WHAT THE TASK REQUIRES:
Set down the material below in full, matching it exactly.

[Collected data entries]

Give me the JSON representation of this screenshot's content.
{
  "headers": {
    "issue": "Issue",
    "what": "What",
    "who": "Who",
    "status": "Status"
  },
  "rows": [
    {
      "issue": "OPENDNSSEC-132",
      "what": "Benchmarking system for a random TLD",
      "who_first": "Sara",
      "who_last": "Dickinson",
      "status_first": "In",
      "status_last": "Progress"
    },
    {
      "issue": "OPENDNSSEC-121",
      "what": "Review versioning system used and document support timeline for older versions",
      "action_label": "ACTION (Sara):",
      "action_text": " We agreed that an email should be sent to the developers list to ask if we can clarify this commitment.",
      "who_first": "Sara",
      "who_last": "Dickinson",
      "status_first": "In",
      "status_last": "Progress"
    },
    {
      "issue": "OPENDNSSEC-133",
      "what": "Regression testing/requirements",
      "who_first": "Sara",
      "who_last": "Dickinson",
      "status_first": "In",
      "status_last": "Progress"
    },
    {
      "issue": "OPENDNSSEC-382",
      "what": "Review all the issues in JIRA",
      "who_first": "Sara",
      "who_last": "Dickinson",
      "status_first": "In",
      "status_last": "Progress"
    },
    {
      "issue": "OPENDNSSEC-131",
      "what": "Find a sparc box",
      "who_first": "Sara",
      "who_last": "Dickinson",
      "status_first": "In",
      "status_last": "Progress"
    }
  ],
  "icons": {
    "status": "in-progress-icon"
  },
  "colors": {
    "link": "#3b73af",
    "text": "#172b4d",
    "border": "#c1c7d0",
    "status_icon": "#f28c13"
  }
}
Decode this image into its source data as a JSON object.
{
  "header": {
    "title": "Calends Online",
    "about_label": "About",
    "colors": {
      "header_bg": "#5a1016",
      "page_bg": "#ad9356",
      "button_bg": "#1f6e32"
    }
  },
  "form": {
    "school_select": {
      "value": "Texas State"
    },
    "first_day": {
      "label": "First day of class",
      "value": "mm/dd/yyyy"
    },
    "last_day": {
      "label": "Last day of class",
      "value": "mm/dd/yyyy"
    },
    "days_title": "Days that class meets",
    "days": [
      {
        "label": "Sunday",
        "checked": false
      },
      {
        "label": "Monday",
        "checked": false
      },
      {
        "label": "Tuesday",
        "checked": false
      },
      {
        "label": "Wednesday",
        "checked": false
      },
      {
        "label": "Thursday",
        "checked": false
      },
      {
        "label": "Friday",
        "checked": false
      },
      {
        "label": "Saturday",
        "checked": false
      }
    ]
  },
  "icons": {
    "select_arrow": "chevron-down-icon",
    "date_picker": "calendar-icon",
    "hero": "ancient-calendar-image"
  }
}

RESULT FOR THIS TASK:
Give me the JSON representation of this screenshot's content.
{
  "headers": {
    "issue": "Issue",
    "what": "What",
    "who": "Who",
    "status": "Status"
  },
  "rows": [
    {
      "issue": "OPENDNSSEC-132",
      "what": "Benchmarking system for a random TLD",
      "who_first": "Sara",
      "who_last": "Dickinson",
      "status_first": "In",
      "status_last": "Progress"
    },
    {
      "issue": "OPENDNSSEC-121",
      "what": "Review versioning system used and document support timeline for older versions",
      "action_label": "ACTION (Sara):",
      "action_text": " We agreed that an email should be sent to the developers list to ask if we can clarify this commitment.",
      "who_first": "Sara",
      "who_last": "Dickinson",
      "status_first": "In",
      "status_last": "Progress"
    },
    {
      "issue": "OPENDNSSEC-133",
      "what": "Regression testing/requirements",
      "who_first": "Sara",
      "who_last": "Dickinson",
      "status_first": "In",
      "status_last": "Progress"
    },
    {
      "issue": "OPENDNSSEC-382",
      "what": "Review all the issues in JIRA",
      "who_first": "Sara",
      "who_last": "Dickinson",
      "status_first": "In",
      "status_last": "Progress"
    },
    {
      "issue": "OPENDNSSEC-131",
      "what": "Find a sparc box",
      "who_first": "Sara",
      "who_last": "Dickinson",
      "status_first": "In",
      "status_last": "Progress"
    }
  ],
  "icons": {
    "status": "in-progress-icon"
  },
  "colors": {
    "link": "#3b73af",
    "text": "#172b4d",
    "border": "#c1c7d0",
    "status_icon": "#f28c13"
  }
}
Decode this image into its source data as a JSON object.
{
  "header": {
    "title": "Calends Online",
    "about_label": "About",
    "colors": {
      "header_bg": "#5a1016",
      "page_bg": "#ad9356",
      "button_bg": "#1f6e32"
    }
  },
  "form": {
    "school_select": {
      "value": "Texas State"
    },
    "first_day": {
      "label": "First day of class",
      "value": "mm/dd/yyyy"
    },
    "last_day": {
      "label": "Last day of class",
      "value": "mm/dd/yyyy"
    },
    "days_title": "Days that class meets",
    "days": [
      {
        "label": "Sunday",
        "checked": false
      },
      {
        "label": "Monday",
        "checked": false
      },
      {
        "label": "Tuesday",
        "checked": false
      },
      {
        "label": "Wednesday",
        "checked": false
      },
      {
        "label": "Thursday",
        "checked": false
      },
      {
        "label": "Friday",
        "checked": false
      },
      {
        "label": "Saturday",
        "checked": false
      }
    ]
  },
  "icons": {
    "select_arrow": "chevron-down-icon",
    "date_picker": "calendar-icon",
    "hero": "ancient-calendar-image"
  }
}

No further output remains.